● Work to do: Find the lines with "title" in them and copy them out.

● The records:
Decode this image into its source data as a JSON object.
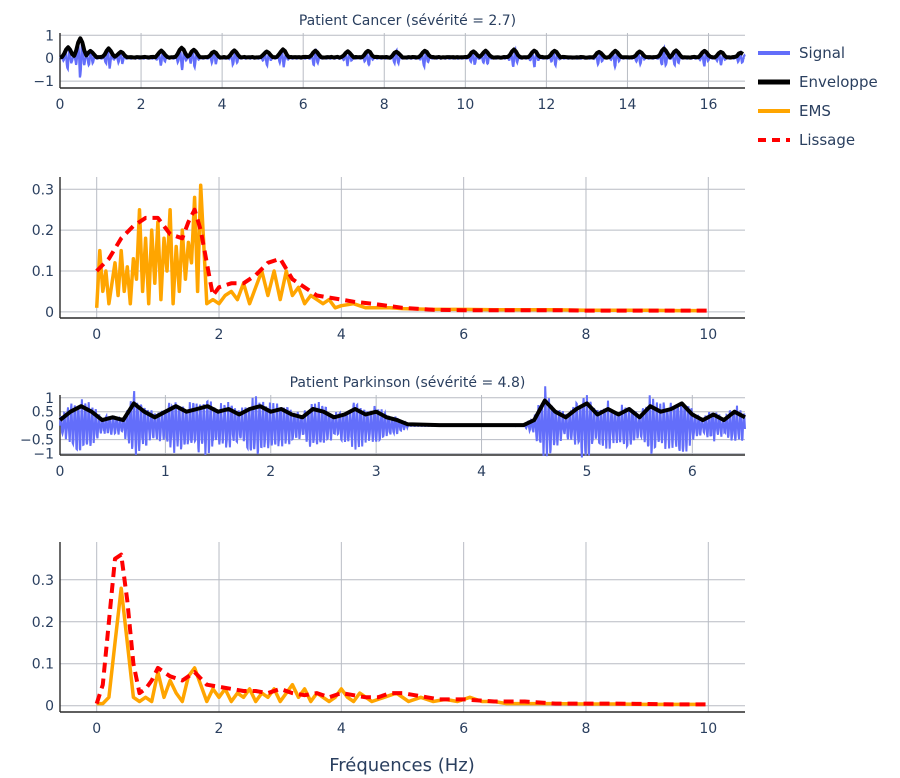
{
  "chart_data": [
    {
      "type": "line",
      "id": "cancer_signal",
      "title": "Patient Cancer (sévérité = 2.7)",
      "xlabel": "",
      "xlim": [
        0,
        16.9
      ],
      "ylim": [
        -1.3,
        1.1
      ],
      "xticks": [
        "0",
        "2",
        "4",
        "6",
        "8",
        "10",
        "12",
        "14",
        "16"
      ],
      "xtick_values": [
        0,
        2,
        4,
        6,
        8,
        10,
        12,
        14,
        16
      ],
      "yticks": [
        "1",
        "0",
        "−1"
      ],
      "ytick_values": [
        1,
        0,
        -1
      ],
      "bursts": [
        {
          "x": 0.2,
          "a": 0.5
        },
        {
          "x": 0.5,
          "a": 0.95
        },
        {
          "x": 0.75,
          "a": 0.35
        },
        {
          "x": 1.2,
          "a": 0.45
        },
        {
          "x": 1.5,
          "a": 0.3
        },
        {
          "x": 2.5,
          "a": 0.35
        },
        {
          "x": 3.0,
          "a": 0.5
        },
        {
          "x": 3.3,
          "a": 0.4
        },
        {
          "x": 3.8,
          "a": 0.3
        },
        {
          "x": 4.3,
          "a": 0.35
        },
        {
          "x": 5.1,
          "a": 0.3
        },
        {
          "x": 5.5,
          "a": 0.4
        },
        {
          "x": 6.3,
          "a": 0.35
        },
        {
          "x": 7.1,
          "a": 0.3
        },
        {
          "x": 7.6,
          "a": 0.35
        },
        {
          "x": 8.3,
          "a": 0.3
        },
        {
          "x": 9.0,
          "a": 0.35
        },
        {
          "x": 10.2,
          "a": 0.3
        },
        {
          "x": 10.5,
          "a": 0.35
        },
        {
          "x": 11.2,
          "a": 0.4
        },
        {
          "x": 11.7,
          "a": 0.35
        },
        {
          "x": 12.2,
          "a": 0.35
        },
        {
          "x": 13.3,
          "a": 0.3
        },
        {
          "x": 13.7,
          "a": 0.35
        },
        {
          "x": 14.3,
          "a": 0.3
        },
        {
          "x": 14.9,
          "a": 0.45
        },
        {
          "x": 15.2,
          "a": 0.35
        },
        {
          "x": 15.9,
          "a": 0.35
        },
        {
          "x": 16.3,
          "a": 0.3
        },
        {
          "x": 16.8,
          "a": 0.25
        }
      ]
    },
    {
      "type": "line",
      "id": "cancer_spectrum",
      "title": "",
      "xlim": [
        -0.6,
        10.6
      ],
      "ylim": [
        -0.015,
        0.33
      ],
      "xticks": [
        "0",
        "2",
        "4",
        "6",
        "8",
        "10"
      ],
      "xtick_values": [
        0,
        2,
        4,
        6,
        8,
        10
      ],
      "yticks": [
        "0",
        "0.1",
        "0.2",
        "0.3"
      ],
      "ytick_values": [
        0,
        0.1,
        0.2,
        0.3
      ],
      "series": [
        {
          "name": "EMS",
          "style": "solid",
          "x": [
            0,
            0.05,
            0.1,
            0.15,
            0.2,
            0.3,
            0.35,
            0.4,
            0.45,
            0.5,
            0.55,
            0.6,
            0.65,
            0.7,
            0.75,
            0.8,
            0.85,
            0.9,
            0.95,
            1.0,
            1.05,
            1.1,
            1.15,
            1.2,
            1.25,
            1.3,
            1.35,
            1.4,
            1.45,
            1.5,
            1.55,
            1.6,
            1.65,
            1.7,
            1.8,
            1.9,
            2.0,
            2.1,
            2.2,
            2.3,
            2.4,
            2.5,
            2.6,
            2.7,
            2.8,
            2.9,
            3.0,
            3.1,
            3.2,
            3.3,
            3.4,
            3.5,
            3.6,
            3.7,
            3.8,
            3.9,
            4.0,
            4.2,
            4.4,
            4.6,
            4.8,
            5.0,
            5.5,
            6.0,
            6.5,
            7.0,
            7.5,
            8.0,
            8.5,
            9.0,
            9.5,
            9.95
          ],
          "y": [
            0.01,
            0.15,
            0.05,
            0.1,
            0.02,
            0.12,
            0.04,
            0.15,
            0.05,
            0.11,
            0.02,
            0.13,
            0.08,
            0.25,
            0.05,
            0.18,
            0.02,
            0.2,
            0.07,
            0.22,
            0.03,
            0.18,
            0.1,
            0.25,
            0.02,
            0.16,
            0.05,
            0.2,
            0.08,
            0.17,
            0.12,
            0.28,
            0.05,
            0.31,
            0.02,
            0.03,
            0.02,
            0.04,
            0.05,
            0.03,
            0.07,
            0.02,
            0.06,
            0.1,
            0.04,
            0.1,
            0.03,
            0.1,
            0.04,
            0.06,
            0.02,
            0.04,
            0.03,
            0.02,
            0.03,
            0.01,
            0.015,
            0.02,
            0.01,
            0.01,
            0.01,
            0.008,
            0.006,
            0.006,
            0.005,
            0.005,
            0.005,
            0.004,
            0.004,
            0.004,
            0.003,
            0.003
          ]
        },
        {
          "name": "Lissage",
          "style": "dash",
          "x": [
            0,
            0.2,
            0.4,
            0.6,
            0.8,
            1.0,
            1.2,
            1.4,
            1.5,
            1.6,
            1.7,
            1.8,
            1.9,
            2.0,
            2.2,
            2.4,
            2.6,
            2.8,
            3.0,
            3.2,
            3.4,
            3.6,
            3.8,
            4.0,
            4.2,
            4.5,
            5.0,
            5.5,
            6.0,
            6.5,
            7.0,
            7.5,
            8.0,
            8.5,
            9.0,
            9.5,
            10.0
          ],
          "y": [
            0.1,
            0.13,
            0.18,
            0.21,
            0.23,
            0.23,
            0.19,
            0.18,
            0.22,
            0.25,
            0.2,
            0.12,
            0.04,
            0.06,
            0.07,
            0.07,
            0.09,
            0.12,
            0.13,
            0.08,
            0.06,
            0.04,
            0.035,
            0.03,
            0.025,
            0.02,
            0.01,
            0.005,
            0.004,
            0.004,
            0.004,
            0.004,
            0.003,
            0.003,
            0.003,
            0.003,
            0.003
          ]
        }
      ]
    },
    {
      "type": "line",
      "id": "parkinson_signal",
      "title": "Patient Parkinson (sévérité = 4.8)",
      "xlim": [
        0,
        6.5
      ],
      "ylim": [
        -1.05,
        1.1
      ],
      "xticks": [
        "0",
        "1",
        "2",
        "3",
        "4",
        "5",
        "6"
      ],
      "xtick_values": [
        0,
        1,
        2,
        3,
        4,
        5,
        6
      ],
      "yticks": [
        "1",
        "0.5",
        "0",
        "−0.5",
        "−1"
      ],
      "ytick_values": [
        1,
        0.5,
        0,
        -0.5,
        -1
      ],
      "active_segments": [
        [
          0,
          3.3
        ],
        [
          4.4,
          6.5
        ]
      ],
      "envelope": [
        [
          0,
          0.2
        ],
        [
          0.1,
          0.5
        ],
        [
          0.2,
          0.7
        ],
        [
          0.3,
          0.5
        ],
        [
          0.4,
          0.2
        ],
        [
          0.5,
          0.3
        ],
        [
          0.6,
          0.2
        ],
        [
          0.7,
          0.8
        ],
        [
          0.8,
          0.5
        ],
        [
          0.9,
          0.3
        ],
        [
          1.0,
          0.5
        ],
        [
          1.1,
          0.7
        ],
        [
          1.2,
          0.5
        ],
        [
          1.3,
          0.6
        ],
        [
          1.4,
          0.7
        ],
        [
          1.5,
          0.5
        ],
        [
          1.6,
          0.6
        ],
        [
          1.7,
          0.4
        ],
        [
          1.8,
          0.6
        ],
        [
          1.9,
          0.7
        ],
        [
          2.0,
          0.5
        ],
        [
          2.1,
          0.6
        ],
        [
          2.2,
          0.4
        ],
        [
          2.3,
          0.3
        ],
        [
          2.4,
          0.6
        ],
        [
          2.5,
          0.5
        ],
        [
          2.6,
          0.3
        ],
        [
          2.7,
          0.4
        ],
        [
          2.8,
          0.6
        ],
        [
          2.9,
          0.4
        ],
        [
          3.0,
          0.5
        ],
        [
          3.1,
          0.3
        ],
        [
          3.2,
          0.2
        ],
        [
          3.3,
          0.05
        ],
        [
          3.6,
          0.02
        ],
        [
          4.0,
          0.02
        ],
        [
          4.4,
          0.02
        ],
        [
          4.5,
          0.2
        ],
        [
          4.6,
          0.9
        ],
        [
          4.7,
          0.5
        ],
        [
          4.8,
          0.3
        ],
        [
          4.9,
          0.6
        ],
        [
          5.0,
          0.8
        ],
        [
          5.1,
          0.4
        ],
        [
          5.2,
          0.6
        ],
        [
          5.3,
          0.4
        ],
        [
          5.4,
          0.6
        ],
        [
          5.5,
          0.3
        ],
        [
          5.6,
          0.7
        ],
        [
          5.7,
          0.5
        ],
        [
          5.8,
          0.6
        ],
        [
          5.9,
          0.8
        ],
        [
          6.0,
          0.4
        ],
        [
          6.1,
          0.2
        ],
        [
          6.2,
          0.4
        ],
        [
          6.3,
          0.2
        ],
        [
          6.4,
          0.5
        ],
        [
          6.5,
          0.3
        ]
      ]
    },
    {
      "type": "line",
      "id": "parkinson_spectrum",
      "title": "",
      "xlabel": "Fréquences (Hz)",
      "xlim": [
        -0.6,
        10.6
      ],
      "ylim": [
        -0.015,
        0.39
      ],
      "xticks": [
        "0",
        "2",
        "4",
        "6",
        "8",
        "10"
      ],
      "xtick_values": [
        0,
        2,
        4,
        6,
        8,
        10
      ],
      "yticks": [
        "0",
        "0.1",
        "0.2",
        "0.3"
      ],
      "ytick_values": [
        0,
        0.1,
        0.2,
        0.3
      ],
      "series": [
        {
          "name": "EMS",
          "style": "solid",
          "x": [
            0,
            0.1,
            0.2,
            0.3,
            0.4,
            0.5,
            0.6,
            0.7,
            0.8,
            0.9,
            1.0,
            1.1,
            1.2,
            1.3,
            1.4,
            1.5,
            1.6,
            1.7,
            1.8,
            1.9,
            2.0,
            2.1,
            2.2,
            2.3,
            2.4,
            2.5,
            2.6,
            2.7,
            2.8,
            2.9,
            3.0,
            3.1,
            3.2,
            3.3,
            3.4,
            3.5,
            3.6,
            3.7,
            3.8,
            3.9,
            4.0,
            4.1,
            4.2,
            4.3,
            4.5,
            4.7,
            4.9,
            5.1,
            5.3,
            5.5,
            5.7,
            5.9,
            6.1,
            6.3,
            6.5,
            6.7,
            7.0,
            7.5,
            8.0,
            8.5,
            9.0,
            9.5,
            9.95
          ],
          "y": [
            0.005,
            0.005,
            0.02,
            0.15,
            0.28,
            0.15,
            0.02,
            0.01,
            0.02,
            0.01,
            0.08,
            0.02,
            0.06,
            0.03,
            0.01,
            0.07,
            0.09,
            0.05,
            0.01,
            0.04,
            0.02,
            0.04,
            0.01,
            0.03,
            0.02,
            0.04,
            0.01,
            0.03,
            0.02,
            0.04,
            0.01,
            0.03,
            0.05,
            0.02,
            0.04,
            0.01,
            0.03,
            0.02,
            0.01,
            0.02,
            0.04,
            0.02,
            0.01,
            0.03,
            0.01,
            0.02,
            0.03,
            0.01,
            0.02,
            0.01,
            0.015,
            0.01,
            0.02,
            0.01,
            0.01,
            0.005,
            0.005,
            0.005,
            0.004,
            0.004,
            0.003,
            0.003,
            0.003
          ]
        },
        {
          "name": "Lissage",
          "style": "dash",
          "x": [
            0,
            0.1,
            0.2,
            0.3,
            0.4,
            0.5,
            0.6,
            0.7,
            0.8,
            0.9,
            1.0,
            1.2,
            1.4,
            1.6,
            1.8,
            2.0,
            2.2,
            2.4,
            2.6,
            2.8,
            3.0,
            3.2,
            3.4,
            3.6,
            3.8,
            4.0,
            4.2,
            4.4,
            4.6,
            4.8,
            5.0,
            5.2,
            5.4,
            5.6,
            5.8,
            6.0,
            6.5,
            7.0,
            7.5,
            8.0,
            8.5,
            9.0,
            9.5,
            10.0
          ],
          "y": [
            0.005,
            0.05,
            0.2,
            0.35,
            0.36,
            0.25,
            0.1,
            0.03,
            0.04,
            0.06,
            0.09,
            0.07,
            0.06,
            0.08,
            0.05,
            0.045,
            0.04,
            0.035,
            0.035,
            0.03,
            0.04,
            0.03,
            0.025,
            0.03,
            0.02,
            0.03,
            0.025,
            0.02,
            0.02,
            0.03,
            0.03,
            0.025,
            0.02,
            0.015,
            0.015,
            0.015,
            0.01,
            0.01,
            0.005,
            0.005,
            0.005,
            0.004,
            0.003,
            0.003
          ]
        }
      ]
    }
  ],
  "legend": {
    "placement": "top-right",
    "items": [
      {
        "label": "Signal",
        "color": "#636efa",
        "style": "solid"
      },
      {
        "label": "Enveloppe",
        "color": "#000000",
        "style": "solid"
      },
      {
        "label": "EMS",
        "color": "#ffa500",
        "style": "solid"
      },
      {
        "label": "Lissage",
        "color": "#ff0000",
        "style": "dash"
      }
    ]
  },
  "colors": {
    "signal": "#636efa",
    "envelope": "#000000",
    "ems": "#ffa500",
    "smooth": "#ff0000",
    "text": "#2a3f5f"
  }
}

● The response:
      "title": "Patient Cancer (sévérité = 2.7)",
      "title": "",
      "title": "Patient Parkinson (sévérité = 4.8)",
      "title": "",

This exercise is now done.